**Description of the task:** Scan the listing below and copy every line holding "disebabkan".

[BEGIN Data to use]

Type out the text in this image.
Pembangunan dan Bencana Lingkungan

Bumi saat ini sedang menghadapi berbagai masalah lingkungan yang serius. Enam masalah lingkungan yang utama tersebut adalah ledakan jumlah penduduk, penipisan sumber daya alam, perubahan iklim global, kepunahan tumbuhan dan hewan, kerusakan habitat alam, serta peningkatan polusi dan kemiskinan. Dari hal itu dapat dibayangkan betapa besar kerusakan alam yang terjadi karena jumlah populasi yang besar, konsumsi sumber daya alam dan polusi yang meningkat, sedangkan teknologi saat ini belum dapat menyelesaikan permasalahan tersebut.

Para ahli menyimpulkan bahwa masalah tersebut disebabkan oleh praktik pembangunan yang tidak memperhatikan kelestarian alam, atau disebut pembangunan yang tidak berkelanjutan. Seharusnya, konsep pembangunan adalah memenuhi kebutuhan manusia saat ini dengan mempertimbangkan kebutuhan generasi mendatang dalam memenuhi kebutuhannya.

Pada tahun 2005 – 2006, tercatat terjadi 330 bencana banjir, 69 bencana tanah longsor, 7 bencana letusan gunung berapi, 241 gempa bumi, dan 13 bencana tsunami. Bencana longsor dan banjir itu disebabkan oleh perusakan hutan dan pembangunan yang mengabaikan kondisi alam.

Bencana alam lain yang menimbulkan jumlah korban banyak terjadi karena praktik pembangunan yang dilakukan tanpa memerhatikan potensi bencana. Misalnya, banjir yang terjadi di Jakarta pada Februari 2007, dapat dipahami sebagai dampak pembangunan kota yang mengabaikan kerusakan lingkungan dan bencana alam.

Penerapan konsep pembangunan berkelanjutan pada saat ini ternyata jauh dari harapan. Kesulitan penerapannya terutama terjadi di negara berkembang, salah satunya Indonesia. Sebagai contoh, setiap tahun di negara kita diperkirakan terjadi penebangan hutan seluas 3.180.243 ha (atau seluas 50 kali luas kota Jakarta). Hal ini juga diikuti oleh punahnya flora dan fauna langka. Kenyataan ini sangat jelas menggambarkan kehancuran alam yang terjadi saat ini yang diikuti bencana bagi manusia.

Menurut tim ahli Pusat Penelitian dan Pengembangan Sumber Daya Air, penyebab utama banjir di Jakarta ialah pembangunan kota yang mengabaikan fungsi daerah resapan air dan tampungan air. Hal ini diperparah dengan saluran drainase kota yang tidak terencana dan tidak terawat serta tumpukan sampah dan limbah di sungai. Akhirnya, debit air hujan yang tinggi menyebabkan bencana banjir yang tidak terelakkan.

[END Data to use]

**Problem solution:**
Para ahli menyimpulkan bahwa masalah tersebut disebabkan oleh praktik pembangunan yang tidak memperhatikan kelestarian alam, atau disebut pembangunan yang tidak berkelanjutan. Seharusnya, konsep pembangunan adalah memenuhi kebutuhan manusia saat ini dengan mempertimbangkan kebutuhan generasi mendatang dalam memenuhi kebutuhannya.
Pada tahun 2005 – 2006, tercatat terjadi 330 bencana banjir, 69 bencana tanah longsor, 7 bencana letusan gunung berapi, 241 gempa bumi, dan 13 bencana tsunami. Bencana longsor dan banjir itu disebabkan oleh perusakan hutan dan pembangunan yang mengabaikan kondisi alam.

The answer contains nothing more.